:: What to produce ::
Output each entry below as it stands, leaving out every picture.

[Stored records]
-- Begin --

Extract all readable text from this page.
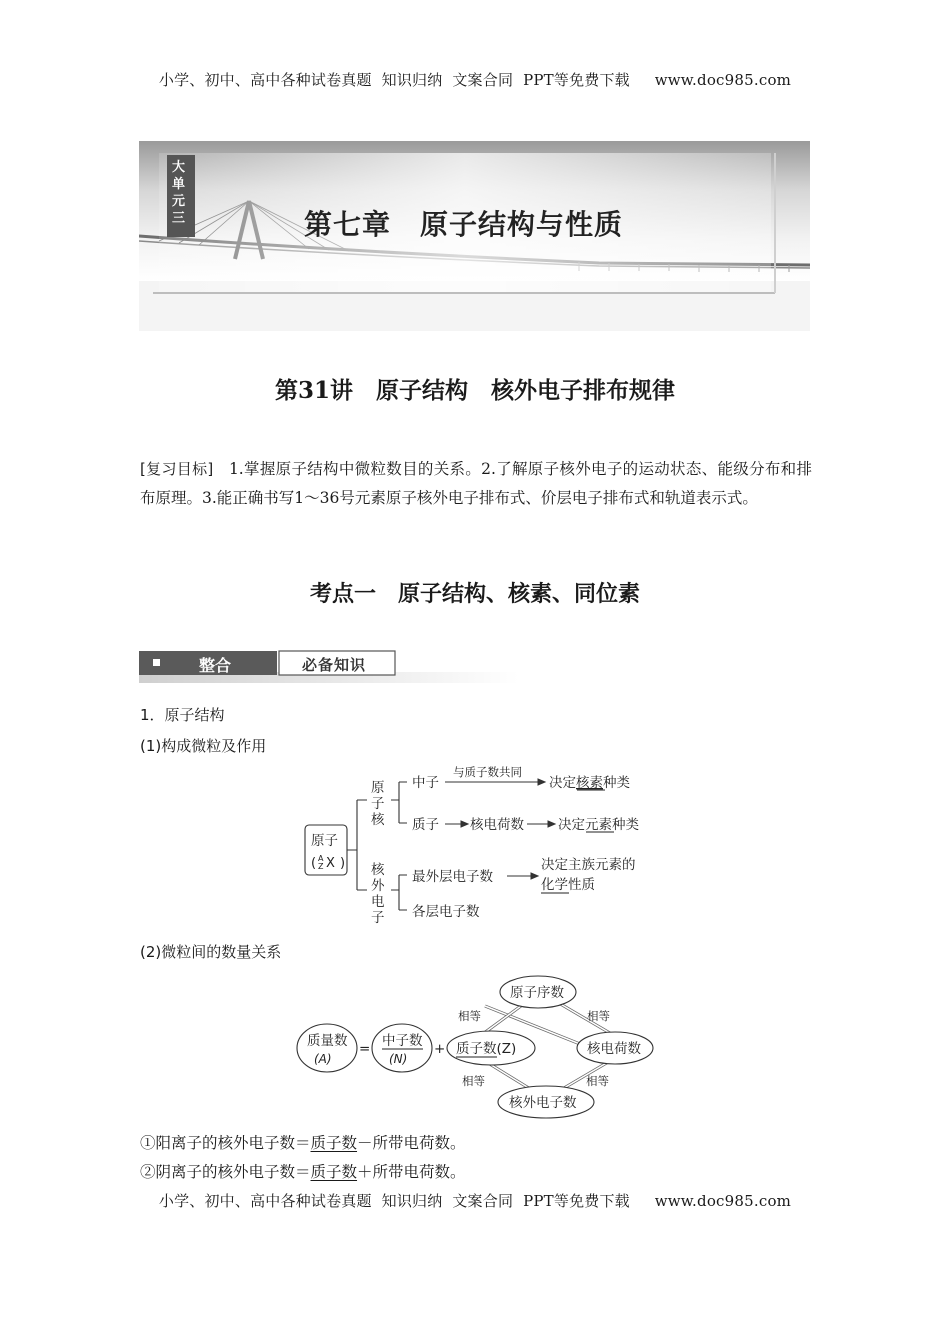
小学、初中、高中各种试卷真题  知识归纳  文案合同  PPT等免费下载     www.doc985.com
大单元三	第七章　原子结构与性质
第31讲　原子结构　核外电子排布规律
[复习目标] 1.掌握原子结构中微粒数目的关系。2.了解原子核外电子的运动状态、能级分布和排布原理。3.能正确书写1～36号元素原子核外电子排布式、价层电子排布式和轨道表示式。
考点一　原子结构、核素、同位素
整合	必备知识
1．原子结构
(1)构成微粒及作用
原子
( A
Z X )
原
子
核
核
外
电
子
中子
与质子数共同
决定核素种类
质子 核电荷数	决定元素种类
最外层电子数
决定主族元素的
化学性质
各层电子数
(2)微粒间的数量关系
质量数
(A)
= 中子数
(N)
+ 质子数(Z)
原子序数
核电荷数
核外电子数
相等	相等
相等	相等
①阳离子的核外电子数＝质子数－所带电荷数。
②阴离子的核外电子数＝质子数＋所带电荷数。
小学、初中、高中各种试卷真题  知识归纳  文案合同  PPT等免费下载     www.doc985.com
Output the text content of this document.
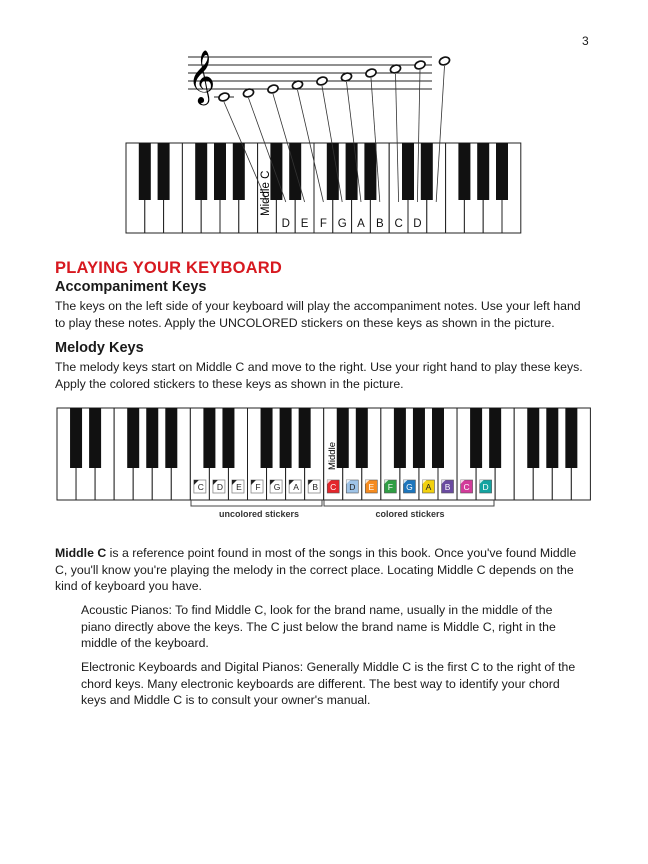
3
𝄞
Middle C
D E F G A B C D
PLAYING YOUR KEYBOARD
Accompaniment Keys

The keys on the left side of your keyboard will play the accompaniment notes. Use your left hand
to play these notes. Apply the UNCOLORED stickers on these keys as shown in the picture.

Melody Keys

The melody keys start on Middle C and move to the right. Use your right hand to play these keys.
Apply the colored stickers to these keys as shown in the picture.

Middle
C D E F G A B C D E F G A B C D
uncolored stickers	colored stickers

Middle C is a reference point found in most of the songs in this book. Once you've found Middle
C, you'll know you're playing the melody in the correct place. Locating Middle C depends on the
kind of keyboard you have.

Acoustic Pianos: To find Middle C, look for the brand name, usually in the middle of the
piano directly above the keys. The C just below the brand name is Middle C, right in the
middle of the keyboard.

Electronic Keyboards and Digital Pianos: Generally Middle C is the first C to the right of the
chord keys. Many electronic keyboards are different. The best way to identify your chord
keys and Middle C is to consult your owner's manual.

-- End --

:: Exercise response ::
Extract all readable text from this page.
小学、初中、高中各种试卷真题  知识归纳  文案合同  PPT等免费下载     www.doc985.com
大单元三	第七章　原子结构与性质
第31讲　原子结构　核外电子排布规律
[复习目标] 1.掌握原子结构中微粒数目的关系。2.了解原子核外电子的运动状态、能级分布和排布原理。3.能正确书写1～36号元素原子核外电子排布式、价层电子排布式和轨道表示式。
考点一　原子结构、核素、同位素
整合	必备知识
1．原子结构
(1)构成微粒及作用
原子
( A
Z X )
原
子
核
核
外
电
子
中子
与质子数共同
决定核素种类
质子 核电荷数	决定元素种类
最外层电子数
决定主族元素的
化学性质
各层电子数
(2)微粒间的数量关系
质量数
(A)
= 中子数
(N)
+ 质子数(Z)
原子序数
核电荷数
核外电子数
相等	相等
相等	相等
①阳离子的核外电子数＝质子数－所带电荷数。
②阴离子的核外电子数＝质子数＋所带电荷数。
小学、初中、高中各种试卷真题  知识归纳  文案合同  PPT等免费下载     www.doc985.com
Output the text content of this document.
3
𝄞
Middle C
D E F G A B C D
PLAYING YOUR KEYBOARD
Accompaniment Keys

The keys on the left side of your keyboard will play the accompaniment notes. Use your left hand
to play these notes. Apply the UNCOLORED stickers on these keys as shown in the picture.

Melody Keys

The melody keys start on Middle C and move to the right. Use your right hand to play these keys.
Apply the colored stickers to these keys as shown in the picture.

Middle
C D E F G A B C D E F G A B C D
uncolored stickers	colored stickers

Middle C is a reference point found in most of the songs in this book. Once you've found Middle
C, you'll know you're playing the melody in the correct place. Locating Middle C depends on the
kind of keyboard you have.

Acoustic Pianos: To find Middle C, look for the brand name, usually in the middle of the
piano directly above the keys. The C just below the brand name is Middle C, right in the
middle of the keyboard.

Electronic Keyboards and Digital Pianos: Generally Middle C is the first C to the right of the
chord keys. Many electronic keyboards are different. The best way to identify your chord
keys and Middle C is to consult your owner's manual.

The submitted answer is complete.